**Objetivo proposto:** Transcreva sem alterações os itens desde o início até a linha que contém "y-tick-label: 4140 (63, 27, 110, 50)", incluindo essa linha.

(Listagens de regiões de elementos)

%%

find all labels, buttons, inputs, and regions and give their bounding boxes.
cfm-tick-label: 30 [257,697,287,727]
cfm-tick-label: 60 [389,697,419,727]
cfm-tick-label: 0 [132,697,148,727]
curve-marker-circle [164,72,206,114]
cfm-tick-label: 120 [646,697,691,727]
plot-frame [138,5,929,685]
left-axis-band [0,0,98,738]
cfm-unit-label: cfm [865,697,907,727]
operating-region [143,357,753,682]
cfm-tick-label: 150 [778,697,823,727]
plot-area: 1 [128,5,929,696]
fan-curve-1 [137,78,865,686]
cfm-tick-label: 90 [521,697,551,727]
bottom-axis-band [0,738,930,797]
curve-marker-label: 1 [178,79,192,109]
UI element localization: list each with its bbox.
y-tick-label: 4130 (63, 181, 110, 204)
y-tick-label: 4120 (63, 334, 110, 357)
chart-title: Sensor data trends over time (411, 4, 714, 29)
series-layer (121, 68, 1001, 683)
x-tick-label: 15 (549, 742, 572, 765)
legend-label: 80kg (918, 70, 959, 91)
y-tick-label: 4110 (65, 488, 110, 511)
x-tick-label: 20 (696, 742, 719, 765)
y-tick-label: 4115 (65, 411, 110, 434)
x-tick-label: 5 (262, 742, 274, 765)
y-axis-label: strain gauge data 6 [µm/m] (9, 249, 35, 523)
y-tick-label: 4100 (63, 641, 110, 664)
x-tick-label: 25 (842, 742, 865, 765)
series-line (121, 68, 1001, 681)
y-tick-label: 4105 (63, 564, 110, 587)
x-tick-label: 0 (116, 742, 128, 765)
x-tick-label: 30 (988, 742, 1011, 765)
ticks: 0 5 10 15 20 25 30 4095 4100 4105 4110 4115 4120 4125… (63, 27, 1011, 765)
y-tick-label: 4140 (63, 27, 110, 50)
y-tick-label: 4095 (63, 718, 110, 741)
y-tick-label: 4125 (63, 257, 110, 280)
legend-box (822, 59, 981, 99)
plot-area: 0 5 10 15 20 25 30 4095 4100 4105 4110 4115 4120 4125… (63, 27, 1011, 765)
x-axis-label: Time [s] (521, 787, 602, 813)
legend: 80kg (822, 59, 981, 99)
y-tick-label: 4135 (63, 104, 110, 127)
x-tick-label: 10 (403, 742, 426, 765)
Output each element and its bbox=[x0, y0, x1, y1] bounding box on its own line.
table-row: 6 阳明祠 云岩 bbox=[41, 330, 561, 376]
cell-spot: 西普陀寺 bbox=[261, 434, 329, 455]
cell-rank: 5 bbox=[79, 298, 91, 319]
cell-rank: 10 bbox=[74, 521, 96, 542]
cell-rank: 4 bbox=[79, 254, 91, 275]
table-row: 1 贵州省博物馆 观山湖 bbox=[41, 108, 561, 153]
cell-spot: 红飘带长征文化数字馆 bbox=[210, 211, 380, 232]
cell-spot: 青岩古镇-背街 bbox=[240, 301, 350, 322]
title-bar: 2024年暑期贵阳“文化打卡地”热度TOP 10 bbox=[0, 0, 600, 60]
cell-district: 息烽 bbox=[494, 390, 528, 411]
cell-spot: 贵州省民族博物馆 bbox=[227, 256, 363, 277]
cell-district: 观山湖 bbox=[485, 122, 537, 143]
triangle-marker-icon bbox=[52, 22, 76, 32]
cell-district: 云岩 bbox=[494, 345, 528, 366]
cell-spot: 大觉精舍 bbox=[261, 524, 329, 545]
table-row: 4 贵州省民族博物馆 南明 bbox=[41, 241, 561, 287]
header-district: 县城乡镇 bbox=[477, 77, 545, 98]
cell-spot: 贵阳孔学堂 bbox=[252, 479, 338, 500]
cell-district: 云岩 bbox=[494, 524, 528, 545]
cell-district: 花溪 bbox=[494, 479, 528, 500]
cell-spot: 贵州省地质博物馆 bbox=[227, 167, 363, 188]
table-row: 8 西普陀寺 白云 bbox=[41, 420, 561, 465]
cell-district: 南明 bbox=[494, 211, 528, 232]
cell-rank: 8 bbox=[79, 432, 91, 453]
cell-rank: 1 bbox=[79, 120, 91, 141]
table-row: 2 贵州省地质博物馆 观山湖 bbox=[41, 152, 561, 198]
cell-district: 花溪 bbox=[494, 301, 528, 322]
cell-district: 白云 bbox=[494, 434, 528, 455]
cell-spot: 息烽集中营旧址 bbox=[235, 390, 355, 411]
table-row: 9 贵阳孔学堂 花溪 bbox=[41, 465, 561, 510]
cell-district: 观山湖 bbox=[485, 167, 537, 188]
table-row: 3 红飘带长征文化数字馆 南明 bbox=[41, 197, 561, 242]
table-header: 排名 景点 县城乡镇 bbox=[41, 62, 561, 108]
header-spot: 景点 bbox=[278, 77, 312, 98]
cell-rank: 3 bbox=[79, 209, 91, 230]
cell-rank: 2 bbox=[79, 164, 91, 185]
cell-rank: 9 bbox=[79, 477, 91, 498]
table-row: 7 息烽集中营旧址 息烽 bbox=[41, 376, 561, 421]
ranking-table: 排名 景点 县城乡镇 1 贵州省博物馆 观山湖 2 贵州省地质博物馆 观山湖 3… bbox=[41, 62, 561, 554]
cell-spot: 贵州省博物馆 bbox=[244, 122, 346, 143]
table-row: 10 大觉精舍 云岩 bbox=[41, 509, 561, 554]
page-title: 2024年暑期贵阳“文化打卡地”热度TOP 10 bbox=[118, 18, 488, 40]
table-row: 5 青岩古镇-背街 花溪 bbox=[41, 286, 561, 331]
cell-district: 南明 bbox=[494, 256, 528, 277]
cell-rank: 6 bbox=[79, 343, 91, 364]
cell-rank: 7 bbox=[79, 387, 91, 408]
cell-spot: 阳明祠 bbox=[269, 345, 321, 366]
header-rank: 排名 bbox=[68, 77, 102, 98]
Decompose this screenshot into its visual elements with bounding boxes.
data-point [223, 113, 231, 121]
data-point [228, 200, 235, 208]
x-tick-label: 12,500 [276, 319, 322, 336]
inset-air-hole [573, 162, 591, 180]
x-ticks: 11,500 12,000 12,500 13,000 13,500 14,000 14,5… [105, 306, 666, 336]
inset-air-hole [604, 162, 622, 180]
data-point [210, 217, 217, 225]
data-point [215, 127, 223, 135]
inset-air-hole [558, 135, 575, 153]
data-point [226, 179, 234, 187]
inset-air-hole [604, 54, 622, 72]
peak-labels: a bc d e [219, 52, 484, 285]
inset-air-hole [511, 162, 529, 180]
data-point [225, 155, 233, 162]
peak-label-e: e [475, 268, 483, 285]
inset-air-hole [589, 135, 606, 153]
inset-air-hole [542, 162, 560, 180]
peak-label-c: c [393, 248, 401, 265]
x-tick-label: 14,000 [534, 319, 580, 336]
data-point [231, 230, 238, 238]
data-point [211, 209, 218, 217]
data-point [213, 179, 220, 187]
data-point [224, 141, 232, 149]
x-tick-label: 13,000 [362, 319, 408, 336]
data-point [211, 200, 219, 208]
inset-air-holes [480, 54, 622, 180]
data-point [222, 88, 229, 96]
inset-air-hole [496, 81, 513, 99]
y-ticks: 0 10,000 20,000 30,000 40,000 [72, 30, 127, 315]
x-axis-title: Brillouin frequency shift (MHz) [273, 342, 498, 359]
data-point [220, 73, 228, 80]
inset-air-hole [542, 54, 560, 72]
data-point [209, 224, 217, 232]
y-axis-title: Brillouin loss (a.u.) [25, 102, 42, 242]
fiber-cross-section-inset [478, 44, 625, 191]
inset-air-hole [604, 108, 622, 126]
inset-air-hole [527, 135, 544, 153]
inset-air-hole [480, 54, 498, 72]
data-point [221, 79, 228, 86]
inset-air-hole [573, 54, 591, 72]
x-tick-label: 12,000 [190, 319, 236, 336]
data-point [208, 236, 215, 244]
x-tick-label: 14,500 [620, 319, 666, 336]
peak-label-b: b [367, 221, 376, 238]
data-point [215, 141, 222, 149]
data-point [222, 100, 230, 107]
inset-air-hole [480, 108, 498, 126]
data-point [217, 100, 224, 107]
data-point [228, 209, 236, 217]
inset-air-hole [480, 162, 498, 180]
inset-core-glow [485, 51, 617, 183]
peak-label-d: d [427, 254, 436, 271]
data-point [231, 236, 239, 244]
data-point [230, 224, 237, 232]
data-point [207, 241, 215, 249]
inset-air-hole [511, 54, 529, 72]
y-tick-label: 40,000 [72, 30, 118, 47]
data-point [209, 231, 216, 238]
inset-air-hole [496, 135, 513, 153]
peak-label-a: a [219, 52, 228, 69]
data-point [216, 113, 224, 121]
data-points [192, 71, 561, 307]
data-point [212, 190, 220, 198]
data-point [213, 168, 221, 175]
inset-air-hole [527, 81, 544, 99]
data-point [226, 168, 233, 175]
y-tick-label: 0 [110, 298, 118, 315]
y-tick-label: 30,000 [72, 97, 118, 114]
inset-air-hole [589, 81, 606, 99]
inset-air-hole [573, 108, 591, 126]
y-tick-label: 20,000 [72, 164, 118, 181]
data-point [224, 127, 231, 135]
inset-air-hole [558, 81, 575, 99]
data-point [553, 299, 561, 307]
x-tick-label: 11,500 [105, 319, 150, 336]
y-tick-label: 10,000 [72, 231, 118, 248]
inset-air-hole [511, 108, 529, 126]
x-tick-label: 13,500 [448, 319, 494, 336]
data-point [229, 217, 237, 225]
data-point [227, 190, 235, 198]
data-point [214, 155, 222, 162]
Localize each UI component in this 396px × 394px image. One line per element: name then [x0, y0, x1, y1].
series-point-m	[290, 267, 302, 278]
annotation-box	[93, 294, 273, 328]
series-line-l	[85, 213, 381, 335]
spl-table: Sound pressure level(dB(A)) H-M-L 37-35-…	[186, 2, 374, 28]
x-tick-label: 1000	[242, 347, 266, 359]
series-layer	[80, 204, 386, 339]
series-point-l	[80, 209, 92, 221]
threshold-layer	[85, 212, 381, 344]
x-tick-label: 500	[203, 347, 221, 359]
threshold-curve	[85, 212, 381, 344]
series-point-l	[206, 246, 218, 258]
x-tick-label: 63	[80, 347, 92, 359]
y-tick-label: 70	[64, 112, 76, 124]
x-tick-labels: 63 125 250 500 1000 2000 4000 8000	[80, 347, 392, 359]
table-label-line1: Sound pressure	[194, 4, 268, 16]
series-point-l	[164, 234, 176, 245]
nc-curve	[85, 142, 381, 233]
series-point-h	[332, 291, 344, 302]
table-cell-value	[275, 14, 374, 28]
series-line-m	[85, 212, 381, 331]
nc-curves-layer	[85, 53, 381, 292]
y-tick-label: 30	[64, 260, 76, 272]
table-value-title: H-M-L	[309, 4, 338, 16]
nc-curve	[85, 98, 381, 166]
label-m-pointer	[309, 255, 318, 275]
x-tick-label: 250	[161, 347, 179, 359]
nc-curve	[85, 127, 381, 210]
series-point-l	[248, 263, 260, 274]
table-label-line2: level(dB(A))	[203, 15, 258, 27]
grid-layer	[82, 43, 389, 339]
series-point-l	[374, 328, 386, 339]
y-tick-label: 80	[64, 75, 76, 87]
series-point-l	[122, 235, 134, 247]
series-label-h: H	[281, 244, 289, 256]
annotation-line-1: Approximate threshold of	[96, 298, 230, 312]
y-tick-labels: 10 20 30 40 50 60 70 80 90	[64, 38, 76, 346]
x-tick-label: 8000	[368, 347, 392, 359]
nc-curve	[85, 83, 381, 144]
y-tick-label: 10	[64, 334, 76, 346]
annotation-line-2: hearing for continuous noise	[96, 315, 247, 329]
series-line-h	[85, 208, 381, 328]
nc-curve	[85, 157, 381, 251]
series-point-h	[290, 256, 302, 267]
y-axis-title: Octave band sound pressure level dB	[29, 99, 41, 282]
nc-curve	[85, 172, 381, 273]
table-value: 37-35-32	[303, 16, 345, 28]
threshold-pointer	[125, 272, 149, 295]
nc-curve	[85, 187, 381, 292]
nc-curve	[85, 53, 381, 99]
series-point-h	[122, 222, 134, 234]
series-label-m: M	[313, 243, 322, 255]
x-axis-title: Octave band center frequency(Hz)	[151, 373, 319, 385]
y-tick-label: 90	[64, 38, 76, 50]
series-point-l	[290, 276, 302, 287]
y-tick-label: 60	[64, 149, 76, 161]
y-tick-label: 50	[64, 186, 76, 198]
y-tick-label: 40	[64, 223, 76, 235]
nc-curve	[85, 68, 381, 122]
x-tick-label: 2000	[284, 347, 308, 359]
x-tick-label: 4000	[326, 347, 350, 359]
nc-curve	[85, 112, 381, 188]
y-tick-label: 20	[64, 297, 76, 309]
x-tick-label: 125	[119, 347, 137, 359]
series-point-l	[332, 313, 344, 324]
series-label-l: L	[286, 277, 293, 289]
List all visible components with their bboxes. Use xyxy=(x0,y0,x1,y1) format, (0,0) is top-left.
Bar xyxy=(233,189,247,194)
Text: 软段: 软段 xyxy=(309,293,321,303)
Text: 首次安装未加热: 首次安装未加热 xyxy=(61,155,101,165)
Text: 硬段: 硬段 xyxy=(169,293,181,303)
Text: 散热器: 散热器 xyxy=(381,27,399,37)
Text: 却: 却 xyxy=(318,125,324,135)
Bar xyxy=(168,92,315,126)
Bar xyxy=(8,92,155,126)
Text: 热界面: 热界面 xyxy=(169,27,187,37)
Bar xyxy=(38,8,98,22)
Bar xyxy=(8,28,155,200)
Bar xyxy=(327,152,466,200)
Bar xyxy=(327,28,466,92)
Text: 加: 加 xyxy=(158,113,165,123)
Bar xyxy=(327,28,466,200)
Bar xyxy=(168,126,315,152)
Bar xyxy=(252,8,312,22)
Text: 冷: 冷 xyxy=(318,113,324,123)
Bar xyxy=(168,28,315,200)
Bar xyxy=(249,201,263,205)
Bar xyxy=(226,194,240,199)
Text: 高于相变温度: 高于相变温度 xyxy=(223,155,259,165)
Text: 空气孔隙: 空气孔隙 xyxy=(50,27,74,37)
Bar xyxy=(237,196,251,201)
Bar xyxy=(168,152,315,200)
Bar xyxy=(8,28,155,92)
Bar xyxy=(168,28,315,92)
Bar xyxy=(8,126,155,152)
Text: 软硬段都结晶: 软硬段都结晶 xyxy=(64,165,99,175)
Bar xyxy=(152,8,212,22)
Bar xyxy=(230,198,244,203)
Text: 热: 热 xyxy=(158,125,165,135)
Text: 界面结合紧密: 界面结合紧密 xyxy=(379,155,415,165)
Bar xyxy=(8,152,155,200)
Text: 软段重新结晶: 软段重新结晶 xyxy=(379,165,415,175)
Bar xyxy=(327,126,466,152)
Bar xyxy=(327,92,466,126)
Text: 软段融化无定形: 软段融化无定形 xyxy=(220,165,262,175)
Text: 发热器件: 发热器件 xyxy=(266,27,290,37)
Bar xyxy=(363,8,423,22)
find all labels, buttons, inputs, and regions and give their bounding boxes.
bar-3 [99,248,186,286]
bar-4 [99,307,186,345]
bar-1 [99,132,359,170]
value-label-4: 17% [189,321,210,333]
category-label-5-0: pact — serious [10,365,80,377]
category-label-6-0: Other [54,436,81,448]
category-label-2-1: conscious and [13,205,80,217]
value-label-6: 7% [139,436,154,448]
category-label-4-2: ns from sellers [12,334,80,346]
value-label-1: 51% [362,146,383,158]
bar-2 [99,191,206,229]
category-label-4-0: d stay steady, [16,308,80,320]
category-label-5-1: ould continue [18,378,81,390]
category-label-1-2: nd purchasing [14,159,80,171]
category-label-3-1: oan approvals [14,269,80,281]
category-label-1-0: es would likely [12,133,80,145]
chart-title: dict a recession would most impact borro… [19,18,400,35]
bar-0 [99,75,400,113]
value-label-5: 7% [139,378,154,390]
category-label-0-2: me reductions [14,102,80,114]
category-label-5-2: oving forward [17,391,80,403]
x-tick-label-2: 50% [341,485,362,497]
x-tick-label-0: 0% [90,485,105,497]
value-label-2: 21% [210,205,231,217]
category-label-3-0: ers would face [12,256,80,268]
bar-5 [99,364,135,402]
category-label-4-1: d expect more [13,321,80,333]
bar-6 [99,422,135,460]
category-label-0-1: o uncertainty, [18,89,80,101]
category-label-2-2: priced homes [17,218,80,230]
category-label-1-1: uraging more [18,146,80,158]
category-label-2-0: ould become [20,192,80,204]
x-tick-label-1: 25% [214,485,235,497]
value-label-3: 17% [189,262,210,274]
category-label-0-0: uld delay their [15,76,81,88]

%%

**Solução completa:**
find all labels, buttons, inputs, and regions and give their bounding boxes.
cfm-tick-label: 30 [257,697,287,727]
cfm-tick-label: 60 [389,697,419,727]
cfm-tick-label: 0 [132,697,148,727]
curve-marker-circle [164,72,206,114]
cfm-tick-label: 120 [646,697,691,727]
plot-frame [138,5,929,685]
left-axis-band [0,0,98,738]
cfm-unit-label: cfm [865,697,907,727]
operating-region [143,357,753,682]
cfm-tick-label: 150 [778,697,823,727]
plot-area: 1 [128,5,929,696]
fan-curve-1 [137,78,865,686]
cfm-tick-label: 90 [521,697,551,727]
bottom-axis-band [0,738,930,797]
curve-marker-label: 1 [178,79,192,109]
UI element localization: list each with its bbox.
y-tick-label: 4130 (63, 181, 110, 204)
y-tick-label: 4120 (63, 334, 110, 357)
chart-title: Sensor data trends over time (411, 4, 714, 29)
series-layer (121, 68, 1001, 683)
x-tick-label: 15 (549, 742, 572, 765)
legend-label: 80kg (918, 70, 959, 91)
y-tick-label: 4110 (65, 488, 110, 511)
x-tick-label: 20 (696, 742, 719, 765)
y-tick-label: 4115 (65, 411, 110, 434)
x-tick-label: 5 (262, 742, 274, 765)
y-axis-label: strain gauge data 6 [µm/m] (9, 249, 35, 523)
y-tick-label: 4100 (63, 641, 110, 664)
x-tick-label: 25 (842, 742, 865, 765)
series-line (121, 68, 1001, 681)
y-tick-label: 4105 (63, 564, 110, 587)
x-tick-label: 0 (116, 742, 128, 765)
x-tick-label: 30 (988, 742, 1011, 765)
ticks: 0 5 10 15 20 25 30 4095 4100 4105 4110 4115 4120 4125… (63, 27, 1011, 765)
y-tick-label: 4140 (63, 27, 110, 50)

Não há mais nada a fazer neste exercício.